Request:
Rewrite the stretch of entries from the start through the line containing "data-point [291,744,295,748]", replacing "outlier-point" with "flagged-point" and leaving everything else unchanged.
-- start Input rows --
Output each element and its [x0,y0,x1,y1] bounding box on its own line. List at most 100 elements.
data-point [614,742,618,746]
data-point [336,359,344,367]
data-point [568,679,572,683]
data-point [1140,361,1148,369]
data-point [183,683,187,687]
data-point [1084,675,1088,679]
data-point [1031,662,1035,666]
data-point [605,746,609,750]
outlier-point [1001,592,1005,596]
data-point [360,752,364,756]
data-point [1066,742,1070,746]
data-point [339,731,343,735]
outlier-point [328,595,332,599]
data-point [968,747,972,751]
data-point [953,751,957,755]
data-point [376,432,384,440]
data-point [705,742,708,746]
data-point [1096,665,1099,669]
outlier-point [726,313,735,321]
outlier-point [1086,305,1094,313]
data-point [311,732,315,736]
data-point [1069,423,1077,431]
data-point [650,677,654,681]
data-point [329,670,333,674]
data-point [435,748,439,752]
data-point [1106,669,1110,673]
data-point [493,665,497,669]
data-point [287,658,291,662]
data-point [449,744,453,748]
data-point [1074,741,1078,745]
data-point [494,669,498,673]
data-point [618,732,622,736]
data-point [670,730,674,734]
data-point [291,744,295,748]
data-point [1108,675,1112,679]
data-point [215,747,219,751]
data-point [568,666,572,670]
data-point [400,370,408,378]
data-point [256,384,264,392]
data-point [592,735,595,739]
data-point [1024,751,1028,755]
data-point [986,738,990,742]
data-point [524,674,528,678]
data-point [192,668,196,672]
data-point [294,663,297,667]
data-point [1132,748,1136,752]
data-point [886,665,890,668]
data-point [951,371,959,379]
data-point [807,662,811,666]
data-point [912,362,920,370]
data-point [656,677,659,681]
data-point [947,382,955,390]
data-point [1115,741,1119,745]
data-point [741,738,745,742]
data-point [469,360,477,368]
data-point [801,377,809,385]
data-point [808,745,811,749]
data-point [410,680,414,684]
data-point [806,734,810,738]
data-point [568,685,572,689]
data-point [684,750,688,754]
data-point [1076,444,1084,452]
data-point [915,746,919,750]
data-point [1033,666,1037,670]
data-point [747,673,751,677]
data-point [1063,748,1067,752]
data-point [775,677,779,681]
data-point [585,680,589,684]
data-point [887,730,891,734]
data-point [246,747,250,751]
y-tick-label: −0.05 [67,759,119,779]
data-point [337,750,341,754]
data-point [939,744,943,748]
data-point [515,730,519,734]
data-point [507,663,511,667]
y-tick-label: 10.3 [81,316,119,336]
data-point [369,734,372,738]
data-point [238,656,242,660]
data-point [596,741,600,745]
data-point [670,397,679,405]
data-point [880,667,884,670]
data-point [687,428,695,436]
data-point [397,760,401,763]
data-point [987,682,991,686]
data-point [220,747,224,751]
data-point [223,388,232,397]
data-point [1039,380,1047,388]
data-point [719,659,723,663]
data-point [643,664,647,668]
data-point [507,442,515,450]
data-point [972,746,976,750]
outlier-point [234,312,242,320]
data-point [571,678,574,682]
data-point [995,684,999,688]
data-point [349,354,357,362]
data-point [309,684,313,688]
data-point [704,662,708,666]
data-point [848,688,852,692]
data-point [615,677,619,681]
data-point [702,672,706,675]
-- end Input rows --
Response to the task:
Output each element and its [x0,y0,x1,y1] bounding box on its own line. List at most 100 elements.
data-point [614,742,618,746]
data-point [336,359,344,367]
data-point [568,679,572,683]
data-point [1140,361,1148,369]
data-point [183,683,187,687]
data-point [1084,675,1088,679]
data-point [1031,662,1035,666]
data-point [605,746,609,750]
flagged-point [1001,592,1005,596]
data-point [360,752,364,756]
data-point [1066,742,1070,746]
data-point [339,731,343,735]
flagged-point [328,595,332,599]
data-point [968,747,972,751]
data-point [953,751,957,755]
data-point [376,432,384,440]
data-point [705,742,708,746]
data-point [1096,665,1099,669]
flagged-point [726,313,735,321]
flagged-point [1086,305,1094,313]
data-point [311,732,315,736]
data-point [1069,423,1077,431]
data-point [650,677,654,681]
data-point [329,670,333,674]
data-point [435,748,439,752]
data-point [1106,669,1110,673]
data-point [493,665,497,669]
data-point [287,658,291,662]
data-point [449,744,453,748]
data-point [1074,741,1078,745]
data-point [494,669,498,673]
data-point [618,732,622,736]
data-point [670,730,674,734]
data-point [291,744,295,748]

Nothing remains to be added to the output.